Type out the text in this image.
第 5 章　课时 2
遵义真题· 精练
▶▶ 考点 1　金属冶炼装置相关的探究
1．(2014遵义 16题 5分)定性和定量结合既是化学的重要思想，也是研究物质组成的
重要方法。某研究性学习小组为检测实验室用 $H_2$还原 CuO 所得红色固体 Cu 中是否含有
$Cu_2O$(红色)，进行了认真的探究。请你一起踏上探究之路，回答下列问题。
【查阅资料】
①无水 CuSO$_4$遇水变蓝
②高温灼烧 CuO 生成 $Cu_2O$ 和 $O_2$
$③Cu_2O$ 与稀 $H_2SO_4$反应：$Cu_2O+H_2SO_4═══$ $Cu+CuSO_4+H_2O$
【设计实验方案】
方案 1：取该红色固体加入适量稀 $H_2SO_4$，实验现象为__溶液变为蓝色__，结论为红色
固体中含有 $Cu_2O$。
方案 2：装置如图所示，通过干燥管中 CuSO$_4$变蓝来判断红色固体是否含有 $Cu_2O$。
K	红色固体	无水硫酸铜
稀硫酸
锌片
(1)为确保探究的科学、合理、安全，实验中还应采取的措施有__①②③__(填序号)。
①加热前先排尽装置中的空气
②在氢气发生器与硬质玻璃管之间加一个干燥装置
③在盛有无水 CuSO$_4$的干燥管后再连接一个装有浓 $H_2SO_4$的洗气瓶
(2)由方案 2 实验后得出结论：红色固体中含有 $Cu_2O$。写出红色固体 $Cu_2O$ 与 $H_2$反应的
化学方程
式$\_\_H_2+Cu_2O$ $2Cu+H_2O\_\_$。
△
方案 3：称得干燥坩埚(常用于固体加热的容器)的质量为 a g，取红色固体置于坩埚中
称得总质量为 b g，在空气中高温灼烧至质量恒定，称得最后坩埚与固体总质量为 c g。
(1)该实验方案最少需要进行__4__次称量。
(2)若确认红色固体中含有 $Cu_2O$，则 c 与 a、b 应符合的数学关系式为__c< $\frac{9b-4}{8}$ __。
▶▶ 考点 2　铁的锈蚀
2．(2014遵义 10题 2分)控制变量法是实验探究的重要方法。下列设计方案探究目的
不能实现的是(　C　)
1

§ §

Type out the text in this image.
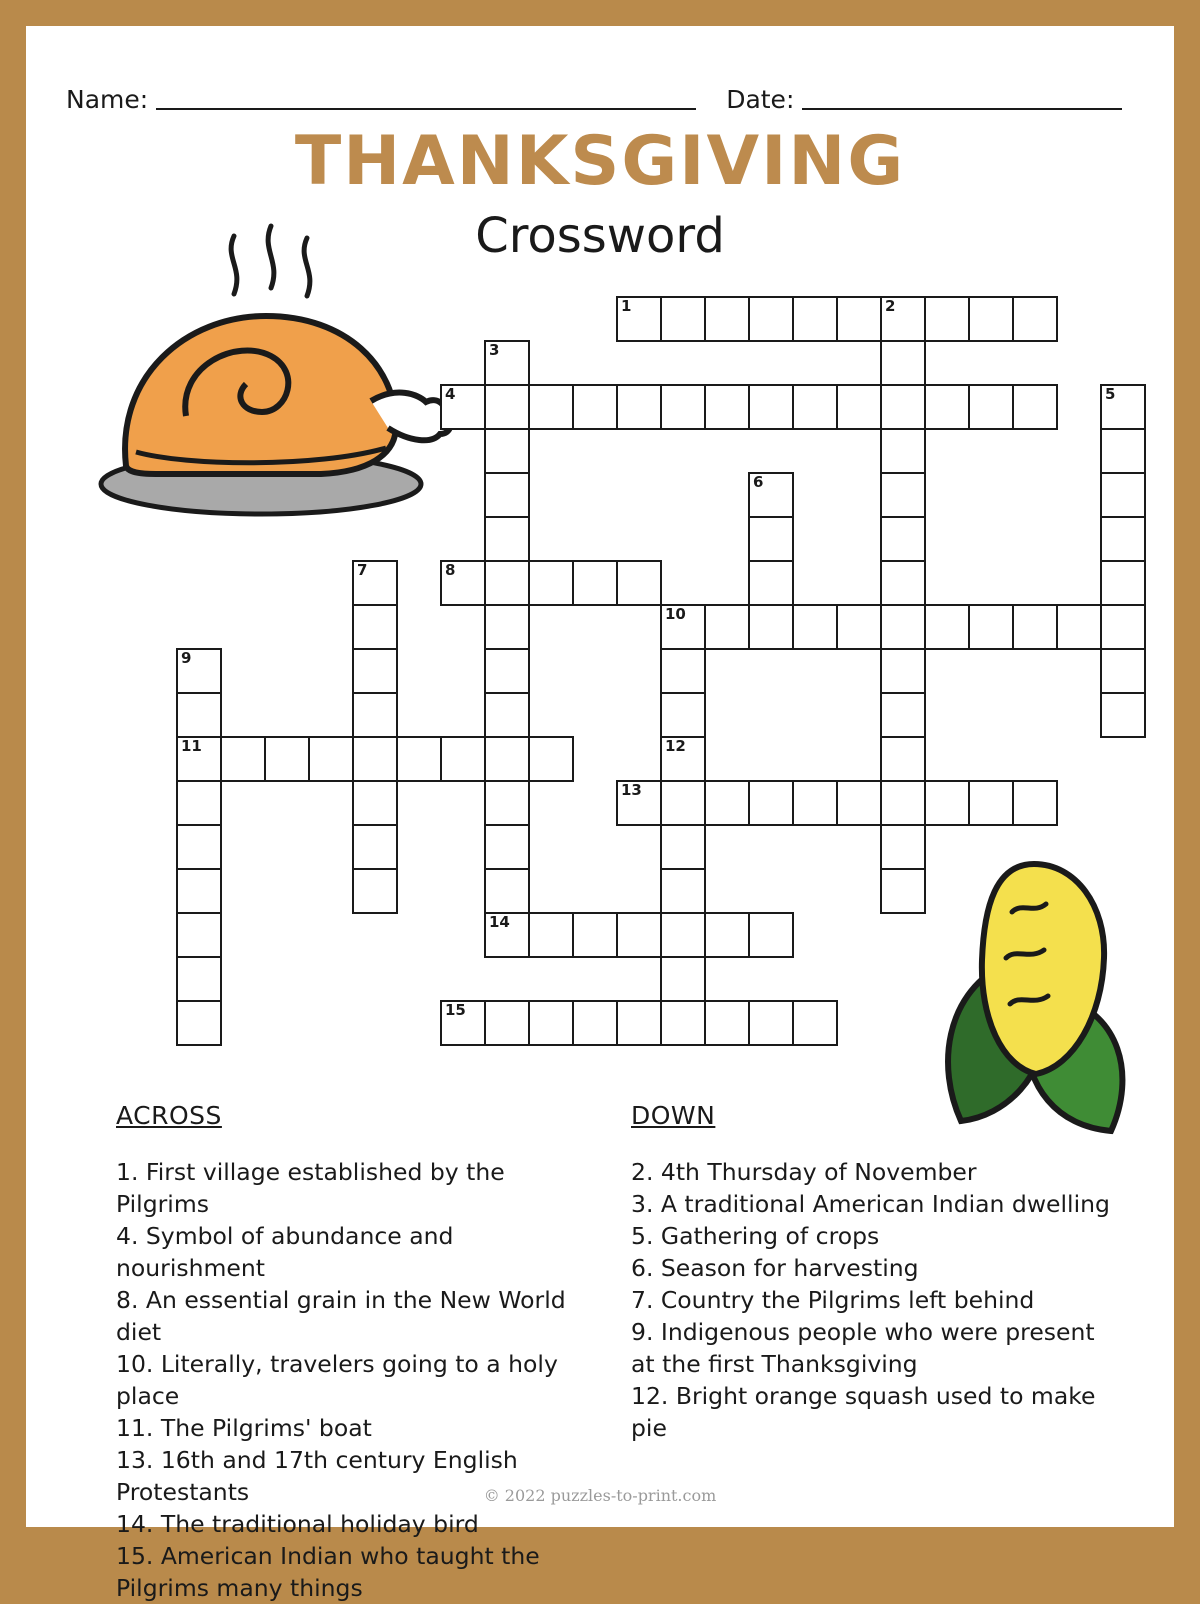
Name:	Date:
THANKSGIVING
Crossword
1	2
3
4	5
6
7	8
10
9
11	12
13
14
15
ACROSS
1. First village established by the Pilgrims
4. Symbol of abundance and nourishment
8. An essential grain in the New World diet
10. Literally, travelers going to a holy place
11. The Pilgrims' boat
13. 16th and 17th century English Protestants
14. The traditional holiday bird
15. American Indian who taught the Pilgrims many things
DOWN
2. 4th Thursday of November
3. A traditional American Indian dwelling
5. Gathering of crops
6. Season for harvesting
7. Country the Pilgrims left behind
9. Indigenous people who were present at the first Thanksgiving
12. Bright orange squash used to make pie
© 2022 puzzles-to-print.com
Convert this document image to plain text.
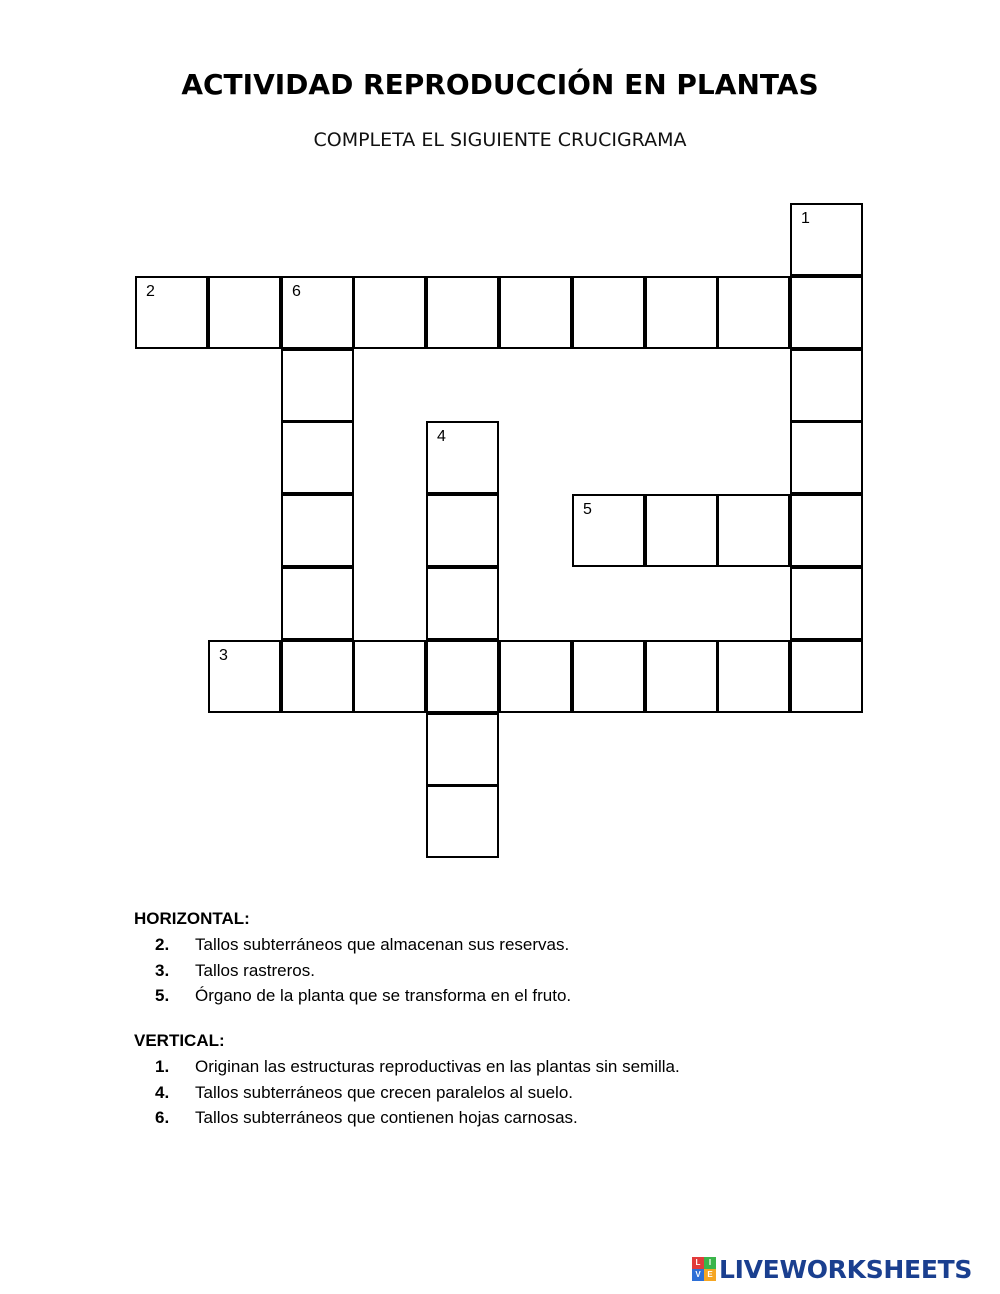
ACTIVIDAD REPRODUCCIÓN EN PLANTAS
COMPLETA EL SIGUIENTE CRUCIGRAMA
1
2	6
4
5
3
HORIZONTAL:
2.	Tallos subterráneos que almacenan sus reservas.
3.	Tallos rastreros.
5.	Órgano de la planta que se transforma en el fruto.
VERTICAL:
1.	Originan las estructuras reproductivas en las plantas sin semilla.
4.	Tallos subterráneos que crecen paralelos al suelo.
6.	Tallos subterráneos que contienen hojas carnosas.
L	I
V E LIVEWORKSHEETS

§ §

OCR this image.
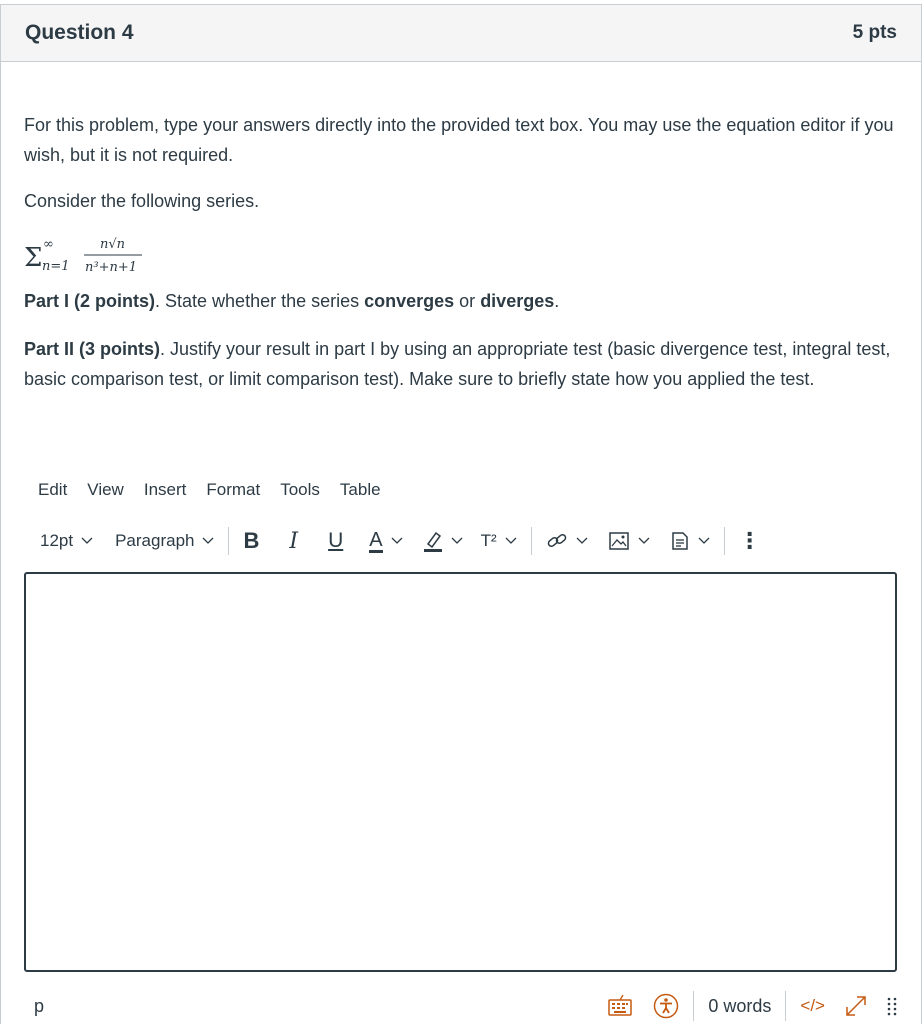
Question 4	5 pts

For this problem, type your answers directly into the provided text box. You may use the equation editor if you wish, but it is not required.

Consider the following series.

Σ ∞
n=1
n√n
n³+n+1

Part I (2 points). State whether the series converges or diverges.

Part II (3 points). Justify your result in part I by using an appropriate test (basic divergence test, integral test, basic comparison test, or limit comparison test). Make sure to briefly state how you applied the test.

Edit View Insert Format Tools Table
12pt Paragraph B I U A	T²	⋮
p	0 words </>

§ §

THE TASK: Search the records for the word "Indian" and copy every line where it occurs.

RESULT OF THIS EXERCISE:
15. American Indian who taught the Pilgrims many things
3. A traditional American Indian dwelling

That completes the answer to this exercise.